## WHAT THIS TASK INVOLVES
For each line below that includes the word "like", make a copy.

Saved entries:
'''
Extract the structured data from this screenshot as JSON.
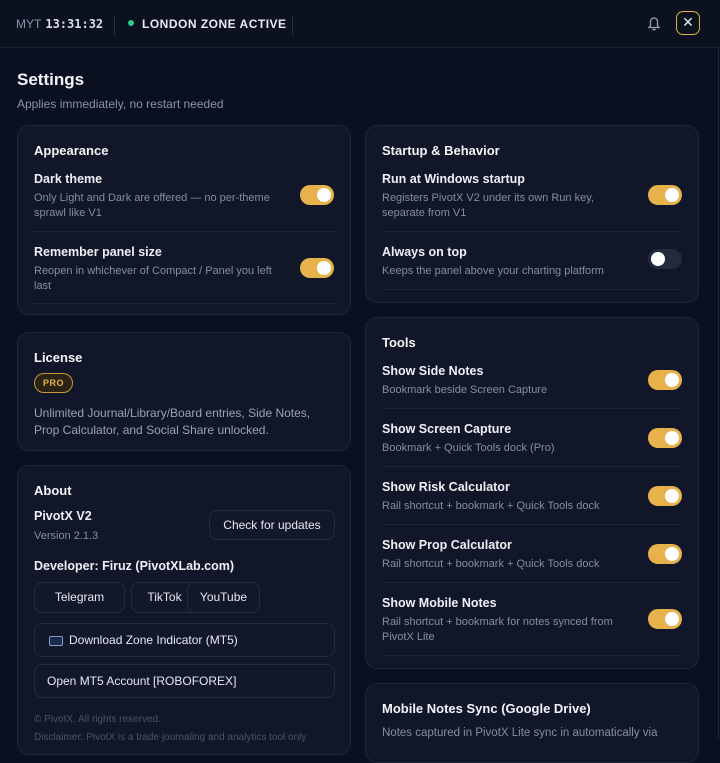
{
  "topbar": {
    "timezone": "MYT",
    "clock": "13:31:32",
    "zone_status": "LONDON ZONE ACTIVE"
  },
  "header": {
    "title": "Settings",
    "subtitle": "Applies immediately, no restart needed"
  },
  "appearance": {
    "title": "Appearance",
    "items": [
      {
        "title": "Dark theme",
        "desc": "Only Light and Dark are offered — no per-theme sprawl like V1",
        "on": true
      },
      {
        "title": "Remember panel size",
        "desc": "Reopen in whichever of Compact / Panel you left last",
        "on": true
      }
    ]
  },
  "license": {
    "title": "License",
    "badge": "PRO",
    "desc": "Unlimited Journal/Library/Board entries, Side Notes, Prop Calculator, and Social Share unlocked."
  },
  "about": {
    "title": "About",
    "product": "PivotX V2",
    "version": "Version 2.1.3",
    "check_updates": "Check for updates",
    "developer": "Developer: Firuz (PivotXLab.com)",
    "links": [
      "Telegram",
      "TikTok",
      "YouTube"
    ],
    "download": "Download Zone Indicator (MT5)",
    "open_account": "Open MT5 Account [ROBOFOREX]",
    "copyright": "© PivotX. All rights reserved.",
    "disclaimer": "Disclaimer: PivotX is a trade journaling and analytics tool only"
  },
  "startup": {
    "title": "Startup & Behavior",
    "items": [
      {
        "title": "Run at Windows startup",
        "desc": "Registers PivotX V2 under its own Run key, separate from V1",
        "on": true
      },
      {
        "title": "Always on top",
        "desc": "Keeps the panel above your charting platform",
        "on": false
      }
    ]
  },
  "tools": {
    "title": "Tools",
    "items": [
      {
        "title": "Show Side Notes",
        "desc": "Bookmark beside Screen Capture",
        "on": true
      },
      {
        "title": "Show Screen Capture",
        "desc": "Bookmark + Quick Tools dock (Pro)",
        "on": true
      },
      {
        "title": "Show Risk Calculator",
        "desc": "Rail shortcut + bookmark + Quick Tools dock",
        "on": true
      },
      {
        "title": "Show Prop Calculator",
        "desc": "Rail shortcut + bookmark + Quick Tools dock",
        "on": true
      },
      {
        "title": "Show Mobile Notes",
        "desc": "Rail shortcut + bookmark for notes synced from PivotX Lite",
        "on": true
      }
    ]
  },
  "mobile_sync": {
    "title": "Mobile Notes Sync (Google Drive)",
    "desc": "Notes captured in PivotX Lite sync in automatically via"
  }
}
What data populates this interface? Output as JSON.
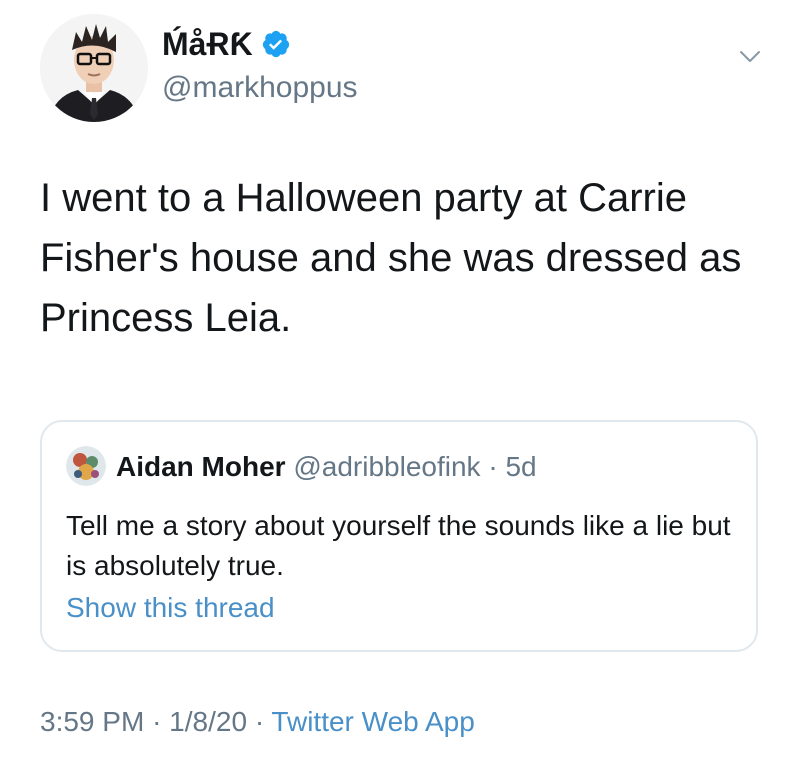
{
  "author": {
    "display_name": "ḾåɌƘ",
    "handle": "@markhoppus",
    "verified": true
  },
  "tweet": {
    "text": "I went to a Halloween party at Carrie Fisher's house and she was dressed as Princess Leia."
  },
  "quoted_tweet": {
    "name": "Aidan Moher",
    "handle": "@adribbleofink",
    "separator": "·",
    "age": "5d",
    "text": "Tell me a story about yourself the sounds like a lie but is absolutely true.",
    "show_thread_label": "Show this thread"
  },
  "meta": {
    "time": "3:59 PM",
    "sep1": "·",
    "date": "1/8/20",
    "sep2": "·",
    "source": "Twitter Web App"
  },
  "colors": {
    "accent": "#1da1f2",
    "link": "#4a90c8",
    "secondary_text": "#657786",
    "border": "#e1e8ed"
  }
}
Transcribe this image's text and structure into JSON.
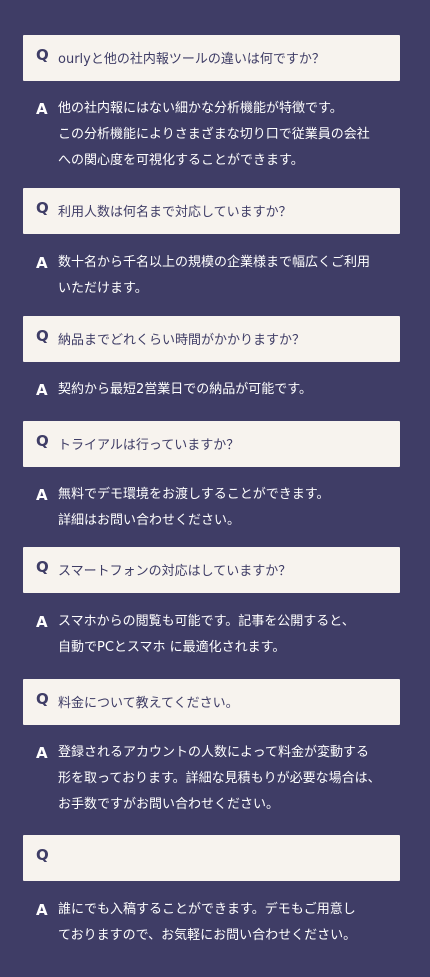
{
  "faq": [
    {
      "q_mark": "Q",
      "question": "ourlyと他の社内報ツールの違いは何ですか？",
      "a_mark": "A",
      "answer_lines": [
        "他の社内報にはない細かな分析機能が特徴です。",
        "この分析機能によりさまざまな切り口で従業員の会社",
        "への関心度を可視化することができます。"
      ]
    },
    {
      "q_mark": "Q",
      "question": "利用人数は何名まで対応していますか？",
      "a_mark": "A",
      "answer_lines": [
        "数十名から千名以上の規模の企業様まで幅広くご利用",
        "いただけます。"
      ]
    },
    {
      "q_mark": "Q",
      "question": "納品までどれくらい時間がかかりますか？",
      "a_mark": "A",
      "answer_lines": [
        "契約から最短2営業日での納品が可能です。"
      ]
    },
    {
      "q_mark": "Q",
      "question": "トライアルは行っていますか？",
      "a_mark": "A",
      "answer_lines": [
        "無料でデモ環境をお渡しすることができます。",
        "詳細はお問い合わせください。"
      ]
    },
    {
      "q_mark": "Q",
      "question": "スマートフォンの対応はしていますか？",
      "a_mark": "A",
      "answer_lines": [
        "スマホからの閲覧も可能です。記事を公開すると、",
        "自動でPCとスマホ に最適化されます。"
      ]
    },
    {
      "q_mark": "Q",
      "question": "料金について教えてください。",
      "a_mark": "A",
      "answer_lines": [
        "登録されるアカウントの人数によって料金が変動する",
        "形を取っております。詳細な見積もりが必要な場合は、",
        "お手数ですがお問い合わせください。"
      ]
    },
    {
      "q_mark": "Q",
      "question": "",
      "a_mark": "A",
      "answer_lines": [
        "誰にでも入稿することができます。デモもご用意し",
        "ておりますので、お気軽にお問い合わせください。"
      ]
    }
  ],
  "colors": {
    "background": "#3f3d66",
    "question_box": "#f7f3ee",
    "question_text": "#3f3d66",
    "answer_text": "#ffffff"
  }
}
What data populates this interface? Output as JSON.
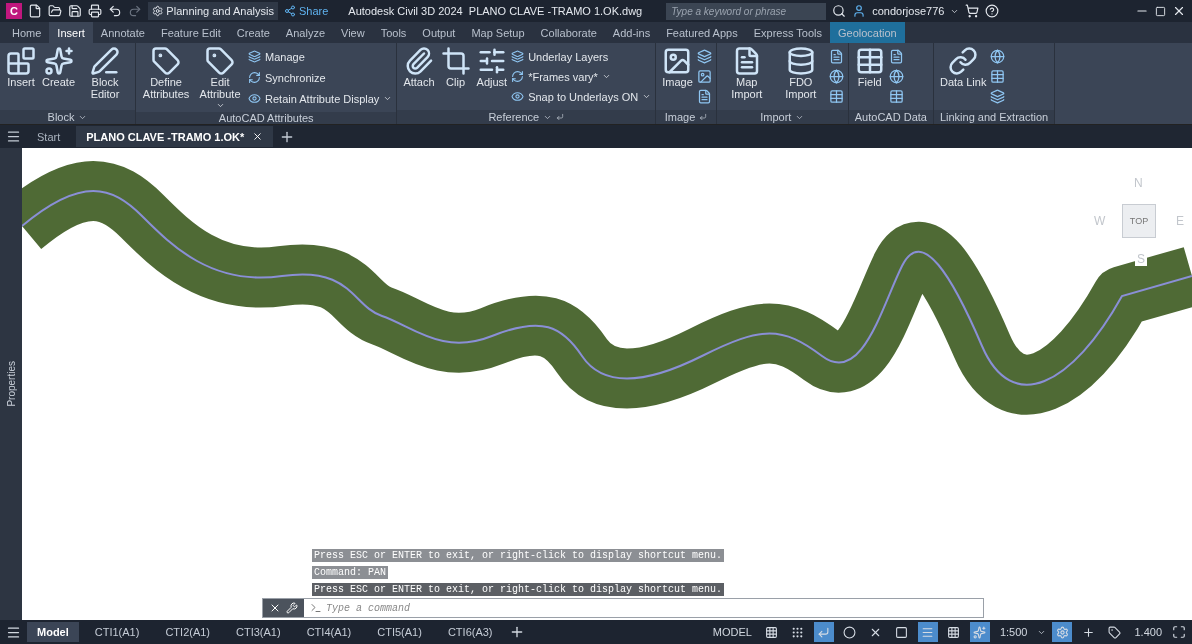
{
  "title_bar": {
    "app_letter": "C",
    "workspace": "Planning and Analysis",
    "share": "Share",
    "title": "Autodesk Civil 3D 2024  PLANO CLAVE -TRAMO 1.OK.dwg",
    "search": {
      "placeholder": "Type a keyword or phrase"
    },
    "user": "condorjose776"
  },
  "ribbon_tabs": [
    {
      "label": "Home",
      "selected": false,
      "contextual": false
    },
    {
      "label": "Insert",
      "selected": true,
      "contextual": false
    },
    {
      "label": "Annotate",
      "selected": false,
      "contextual": false
    },
    {
      "label": "Feature Edit",
      "selected": false,
      "contextual": false
    },
    {
      "label": "Create",
      "selected": false,
      "contextual": false
    },
    {
      "label": "Analyze",
      "selected": false,
      "contextual": false
    },
    {
      "label": "View",
      "selected": false,
      "contextual": false
    },
    {
      "label": "Tools",
      "selected": false,
      "contextual": false
    },
    {
      "label": "Output",
      "selected": false,
      "contextual": false
    },
    {
      "label": "Map Setup",
      "selected": false,
      "contextual": false
    },
    {
      "label": "Collaborate",
      "selected": false,
      "contextual": false
    },
    {
      "label": "Add-ins",
      "selected": false,
      "contextual": false
    },
    {
      "label": "Featured Apps",
      "selected": false,
      "contextual": false
    },
    {
      "label": "Express Tools",
      "selected": false,
      "contextual": false
    },
    {
      "label": "Geolocation",
      "selected": false,
      "contextual": true
    }
  ],
  "ribbon_panels": [
    {
      "title": "Block",
      "menu": true,
      "launcher": false,
      "buttons": [
        {
          "label": "Insert",
          "kind": "large",
          "dropdown": false
        },
        {
          "label": "Create",
          "kind": "large",
          "dropdown": false
        },
        {
          "label": "Block Editor",
          "kind": "large",
          "dropdown": false
        }
      ]
    },
    {
      "title": "AutoCAD Attributes",
      "menu": false,
      "launcher": false,
      "buttons": [
        {
          "label": "Define Attributes",
          "kind": "large",
          "dropdown": false
        },
        {
          "label": "Edit Attribute",
          "kind": "large",
          "dropdown": true
        },
        {
          "label": "Manage",
          "kind": "small",
          "dropdown": false
        },
        {
          "label": "Synchronize",
          "kind": "small",
          "dropdown": false
        },
        {
          "label": "Retain Attribute Display",
          "kind": "small",
          "dropdown": true
        }
      ]
    },
    {
      "title": "Reference",
      "menu": true,
      "launcher": true,
      "buttons": [
        {
          "label": "Attach",
          "kind": "large",
          "dropdown": false
        },
        {
          "label": "Clip",
          "kind": "large",
          "dropdown": false
        },
        {
          "label": "Adjust",
          "kind": "large",
          "dropdown": false
        },
        {
          "label": "Underlay Layers",
          "kind": "small",
          "dropdown": false
        },
        {
          "label": "*Frames vary*",
          "kind": "small",
          "dropdown": true
        },
        {
          "label": "Snap to Underlays ON",
          "kind": "small",
          "dropdown": true
        }
      ]
    },
    {
      "title": "Image",
      "menu": false,
      "launcher": true,
      "buttons": [
        {
          "label": "Image",
          "kind": "large",
          "dropdown": false
        },
        {
          "kind": "icon"
        },
        {
          "kind": "icon"
        },
        {
          "kind": "icon"
        }
      ]
    },
    {
      "title": "Import",
      "menu": true,
      "launcher": false,
      "buttons": [
        {
          "label": "Map Import",
          "kind": "large",
          "dropdown": false
        },
        {
          "label": "FDO Import",
          "kind": "large",
          "dropdown": false
        },
        {
          "kind": "icon"
        },
        {
          "kind": "icon"
        },
        {
          "kind": "icon"
        }
      ]
    },
    {
      "title": "AutoCAD Data",
      "menu": false,
      "launcher": false,
      "buttons": [
        {
          "label": "Field",
          "kind": "large",
          "dropdown": false
        },
        {
          "kind": "icon"
        },
        {
          "kind": "icon"
        },
        {
          "kind": "icon"
        }
      ]
    },
    {
      "title": "Linking and Extraction",
      "menu": false,
      "launcher": false,
      "buttons": [
        {
          "label": "Data Link",
          "kind": "large",
          "dropdown": false
        },
        {
          "kind": "icon"
        },
        {
          "kind": "icon"
        },
        {
          "kind": "icon"
        }
      ]
    }
  ],
  "doc_tabs": [
    {
      "label": "Start",
      "selected": false,
      "closable": false
    },
    {
      "label": "PLANO CLAVE -TRAMO 1.OK*",
      "selected": true,
      "closable": true
    }
  ],
  "palette": {
    "title": "Properties"
  },
  "viewcube": {
    "face": "TOP",
    "north": "N",
    "west": "W",
    "east": "E",
    "south": "S"
  },
  "command_history": [
    "Press ESC or ENTER to exit, or right-click to display shortcut menu.",
    "Command: PAN",
    "Press ESC or ENTER to exit, or right-click to display shortcut menu."
  ],
  "command_line": {
    "placeholder": "Type a command"
  },
  "layout_tabs": [
    {
      "label": "Model",
      "selected": true
    },
    {
      "label": "CTI1(A1)",
      "selected": false
    },
    {
      "label": "CTI2(A1)",
      "selected": false
    },
    {
      "label": "CTI3(A1)",
      "selected": false
    },
    {
      "label": "CTI4(A1)",
      "selected": false
    },
    {
      "label": "CTI5(A1)",
      "selected": false
    },
    {
      "label": "CTI6(A3)",
      "selected": false
    }
  ],
  "status_bar": {
    "space": "MODEL",
    "scale": "1:500",
    "lineweight": "1.400",
    "toggles": [
      {
        "on": false
      },
      {
        "on": false
      },
      {
        "on": true
      },
      {
        "on": false
      },
      {
        "on": false
      },
      {
        "on": false
      },
      {
        "on": true
      },
      {
        "on": false
      },
      {
        "on": true
      },
      {
        "on": true
      },
      {
        "on": false
      },
      {
        "on": false
      }
    ]
  }
}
'''
## COMPLETED TASK
        "desc": "Only Light and Dark are offered — no per-theme sprawl like V1",
    "text": "Tell me a story about yourself the sounds like a lie but is absolutely true.",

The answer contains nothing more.